# [Raw records]
* START *
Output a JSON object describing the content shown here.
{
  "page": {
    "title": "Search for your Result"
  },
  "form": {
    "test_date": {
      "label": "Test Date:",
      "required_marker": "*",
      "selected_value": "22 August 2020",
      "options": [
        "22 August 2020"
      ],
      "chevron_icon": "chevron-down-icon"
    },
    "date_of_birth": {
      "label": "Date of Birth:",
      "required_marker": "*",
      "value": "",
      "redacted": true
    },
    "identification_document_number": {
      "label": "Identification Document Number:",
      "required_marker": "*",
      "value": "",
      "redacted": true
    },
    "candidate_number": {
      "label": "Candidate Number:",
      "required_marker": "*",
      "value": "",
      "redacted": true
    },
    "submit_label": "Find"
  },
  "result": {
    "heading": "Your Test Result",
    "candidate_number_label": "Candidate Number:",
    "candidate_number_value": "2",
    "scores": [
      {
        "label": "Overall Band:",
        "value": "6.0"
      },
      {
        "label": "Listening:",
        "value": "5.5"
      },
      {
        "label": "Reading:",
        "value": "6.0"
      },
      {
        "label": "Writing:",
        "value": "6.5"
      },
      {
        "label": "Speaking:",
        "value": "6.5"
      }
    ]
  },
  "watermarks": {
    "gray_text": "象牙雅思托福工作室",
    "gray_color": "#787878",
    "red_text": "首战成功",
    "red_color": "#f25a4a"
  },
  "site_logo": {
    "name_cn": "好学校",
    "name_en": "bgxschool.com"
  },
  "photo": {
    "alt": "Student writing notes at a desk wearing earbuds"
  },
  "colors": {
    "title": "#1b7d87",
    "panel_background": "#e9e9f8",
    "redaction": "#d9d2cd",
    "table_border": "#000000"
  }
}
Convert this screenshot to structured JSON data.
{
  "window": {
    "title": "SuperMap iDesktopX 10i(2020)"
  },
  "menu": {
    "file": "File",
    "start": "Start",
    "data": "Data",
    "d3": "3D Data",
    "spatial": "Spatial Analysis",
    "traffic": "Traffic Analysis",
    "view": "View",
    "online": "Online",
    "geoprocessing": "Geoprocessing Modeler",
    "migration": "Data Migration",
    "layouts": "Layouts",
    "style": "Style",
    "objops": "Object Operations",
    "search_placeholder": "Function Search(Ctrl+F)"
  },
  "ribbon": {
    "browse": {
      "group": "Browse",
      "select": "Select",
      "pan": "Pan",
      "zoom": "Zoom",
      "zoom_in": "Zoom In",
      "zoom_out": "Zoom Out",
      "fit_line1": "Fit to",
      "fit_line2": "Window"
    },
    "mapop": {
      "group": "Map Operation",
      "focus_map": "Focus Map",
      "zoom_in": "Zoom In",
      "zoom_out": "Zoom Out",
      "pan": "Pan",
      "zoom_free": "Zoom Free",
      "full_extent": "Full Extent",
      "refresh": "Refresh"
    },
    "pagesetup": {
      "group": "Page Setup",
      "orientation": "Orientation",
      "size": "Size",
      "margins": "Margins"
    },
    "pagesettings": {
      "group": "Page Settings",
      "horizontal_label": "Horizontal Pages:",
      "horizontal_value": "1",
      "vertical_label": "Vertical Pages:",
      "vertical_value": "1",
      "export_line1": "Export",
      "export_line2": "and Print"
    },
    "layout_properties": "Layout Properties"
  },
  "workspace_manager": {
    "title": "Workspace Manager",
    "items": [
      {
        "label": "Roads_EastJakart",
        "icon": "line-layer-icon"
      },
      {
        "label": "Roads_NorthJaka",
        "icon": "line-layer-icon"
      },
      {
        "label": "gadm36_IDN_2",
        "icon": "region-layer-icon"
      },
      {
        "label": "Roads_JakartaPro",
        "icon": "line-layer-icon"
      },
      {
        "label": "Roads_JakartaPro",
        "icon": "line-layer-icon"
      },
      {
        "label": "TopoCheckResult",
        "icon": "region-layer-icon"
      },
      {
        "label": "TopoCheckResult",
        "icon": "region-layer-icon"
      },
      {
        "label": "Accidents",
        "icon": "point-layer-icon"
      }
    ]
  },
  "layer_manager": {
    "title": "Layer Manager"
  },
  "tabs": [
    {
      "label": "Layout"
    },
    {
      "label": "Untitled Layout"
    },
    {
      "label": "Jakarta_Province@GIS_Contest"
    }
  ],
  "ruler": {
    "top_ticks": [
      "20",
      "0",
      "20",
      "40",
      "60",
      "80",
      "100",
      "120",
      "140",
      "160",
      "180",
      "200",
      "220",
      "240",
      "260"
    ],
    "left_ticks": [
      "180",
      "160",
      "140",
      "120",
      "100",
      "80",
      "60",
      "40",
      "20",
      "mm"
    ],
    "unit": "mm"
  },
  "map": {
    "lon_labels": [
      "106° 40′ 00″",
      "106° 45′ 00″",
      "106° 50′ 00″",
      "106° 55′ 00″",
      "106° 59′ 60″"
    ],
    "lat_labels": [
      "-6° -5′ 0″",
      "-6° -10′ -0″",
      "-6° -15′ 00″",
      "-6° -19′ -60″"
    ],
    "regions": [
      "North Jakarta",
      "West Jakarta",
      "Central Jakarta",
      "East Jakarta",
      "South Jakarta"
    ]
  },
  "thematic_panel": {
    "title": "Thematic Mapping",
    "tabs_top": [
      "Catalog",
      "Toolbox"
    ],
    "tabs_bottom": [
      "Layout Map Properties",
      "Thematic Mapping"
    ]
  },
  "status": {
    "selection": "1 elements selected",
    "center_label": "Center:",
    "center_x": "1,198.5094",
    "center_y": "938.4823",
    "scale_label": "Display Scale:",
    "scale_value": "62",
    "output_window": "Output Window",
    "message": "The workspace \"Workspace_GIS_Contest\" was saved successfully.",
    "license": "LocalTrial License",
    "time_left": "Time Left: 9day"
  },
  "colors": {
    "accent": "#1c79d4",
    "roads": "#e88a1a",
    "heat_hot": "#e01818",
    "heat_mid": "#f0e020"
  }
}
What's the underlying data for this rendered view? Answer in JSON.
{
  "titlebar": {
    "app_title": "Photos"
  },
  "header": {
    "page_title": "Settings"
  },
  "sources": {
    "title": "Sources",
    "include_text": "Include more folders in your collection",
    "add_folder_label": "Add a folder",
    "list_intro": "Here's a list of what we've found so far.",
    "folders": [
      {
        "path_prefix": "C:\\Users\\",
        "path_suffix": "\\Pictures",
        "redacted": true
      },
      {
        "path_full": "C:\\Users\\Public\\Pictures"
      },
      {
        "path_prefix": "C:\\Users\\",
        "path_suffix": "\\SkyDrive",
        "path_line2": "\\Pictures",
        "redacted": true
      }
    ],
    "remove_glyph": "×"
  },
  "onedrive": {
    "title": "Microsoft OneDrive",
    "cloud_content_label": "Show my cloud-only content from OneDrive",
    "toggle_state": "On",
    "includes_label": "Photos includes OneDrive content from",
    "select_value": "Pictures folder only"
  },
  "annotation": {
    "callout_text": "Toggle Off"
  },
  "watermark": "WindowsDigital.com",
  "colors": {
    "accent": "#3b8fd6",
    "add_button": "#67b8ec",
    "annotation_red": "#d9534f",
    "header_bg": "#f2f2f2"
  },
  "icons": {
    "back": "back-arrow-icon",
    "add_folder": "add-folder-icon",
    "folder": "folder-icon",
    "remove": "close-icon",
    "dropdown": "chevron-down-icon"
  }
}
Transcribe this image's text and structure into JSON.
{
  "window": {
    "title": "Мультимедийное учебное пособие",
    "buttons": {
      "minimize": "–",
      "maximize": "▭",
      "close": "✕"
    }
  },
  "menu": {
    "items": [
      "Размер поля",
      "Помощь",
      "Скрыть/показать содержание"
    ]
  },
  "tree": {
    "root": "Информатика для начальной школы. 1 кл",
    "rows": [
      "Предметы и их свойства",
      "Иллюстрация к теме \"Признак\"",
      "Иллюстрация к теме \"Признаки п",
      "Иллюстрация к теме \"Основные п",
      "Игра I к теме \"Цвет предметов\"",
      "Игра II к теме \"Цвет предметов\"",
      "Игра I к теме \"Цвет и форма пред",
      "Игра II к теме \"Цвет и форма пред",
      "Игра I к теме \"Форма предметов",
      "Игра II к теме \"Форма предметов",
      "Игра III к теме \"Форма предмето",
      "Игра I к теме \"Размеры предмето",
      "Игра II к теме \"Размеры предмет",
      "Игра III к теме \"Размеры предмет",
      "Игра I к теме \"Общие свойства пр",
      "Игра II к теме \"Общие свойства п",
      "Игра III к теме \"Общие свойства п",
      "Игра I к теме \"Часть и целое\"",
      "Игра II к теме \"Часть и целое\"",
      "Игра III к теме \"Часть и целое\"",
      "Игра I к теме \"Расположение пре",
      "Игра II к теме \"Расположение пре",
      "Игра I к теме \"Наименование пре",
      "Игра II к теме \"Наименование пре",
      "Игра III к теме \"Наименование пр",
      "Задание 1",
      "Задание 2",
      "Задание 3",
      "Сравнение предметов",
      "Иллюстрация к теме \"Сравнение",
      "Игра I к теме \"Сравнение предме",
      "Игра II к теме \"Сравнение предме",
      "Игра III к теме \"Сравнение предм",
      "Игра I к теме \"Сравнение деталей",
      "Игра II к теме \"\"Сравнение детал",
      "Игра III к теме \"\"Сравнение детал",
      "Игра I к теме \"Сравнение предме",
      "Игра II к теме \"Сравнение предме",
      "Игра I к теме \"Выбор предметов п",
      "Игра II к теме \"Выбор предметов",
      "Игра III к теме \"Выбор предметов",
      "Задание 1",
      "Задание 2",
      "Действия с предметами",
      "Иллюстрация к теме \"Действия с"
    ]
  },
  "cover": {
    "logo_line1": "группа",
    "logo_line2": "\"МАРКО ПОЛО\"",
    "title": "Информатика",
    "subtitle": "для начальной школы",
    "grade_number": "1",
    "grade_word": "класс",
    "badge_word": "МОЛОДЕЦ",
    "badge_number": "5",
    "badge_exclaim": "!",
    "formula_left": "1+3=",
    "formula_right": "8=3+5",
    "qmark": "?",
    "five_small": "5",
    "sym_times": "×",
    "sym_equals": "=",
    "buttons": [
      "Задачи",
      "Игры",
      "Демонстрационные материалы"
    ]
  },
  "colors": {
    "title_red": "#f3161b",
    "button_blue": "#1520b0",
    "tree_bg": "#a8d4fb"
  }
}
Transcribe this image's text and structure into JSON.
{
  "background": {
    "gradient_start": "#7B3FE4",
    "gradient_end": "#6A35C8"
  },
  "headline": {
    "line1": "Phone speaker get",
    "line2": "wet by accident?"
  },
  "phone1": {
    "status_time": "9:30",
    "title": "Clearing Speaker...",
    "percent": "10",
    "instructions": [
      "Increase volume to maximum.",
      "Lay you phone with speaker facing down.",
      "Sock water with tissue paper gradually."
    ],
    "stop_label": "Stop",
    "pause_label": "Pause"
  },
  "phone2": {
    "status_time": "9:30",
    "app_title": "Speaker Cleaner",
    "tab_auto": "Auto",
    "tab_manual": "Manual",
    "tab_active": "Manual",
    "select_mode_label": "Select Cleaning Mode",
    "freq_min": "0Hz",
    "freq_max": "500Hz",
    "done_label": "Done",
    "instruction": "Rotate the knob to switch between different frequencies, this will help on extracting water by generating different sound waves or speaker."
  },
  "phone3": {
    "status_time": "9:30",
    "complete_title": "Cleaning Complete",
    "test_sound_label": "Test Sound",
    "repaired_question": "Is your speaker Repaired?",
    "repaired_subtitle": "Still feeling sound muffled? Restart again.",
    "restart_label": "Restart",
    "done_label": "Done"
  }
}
* END *
# [Work instructions]
Extract every line that has the string "from" in it.

# [Solution to this problem]
    "cloud_content_label": "Show my cloud-only content from OneDrive",
    "includes_label": "Photos includes OneDrive content from",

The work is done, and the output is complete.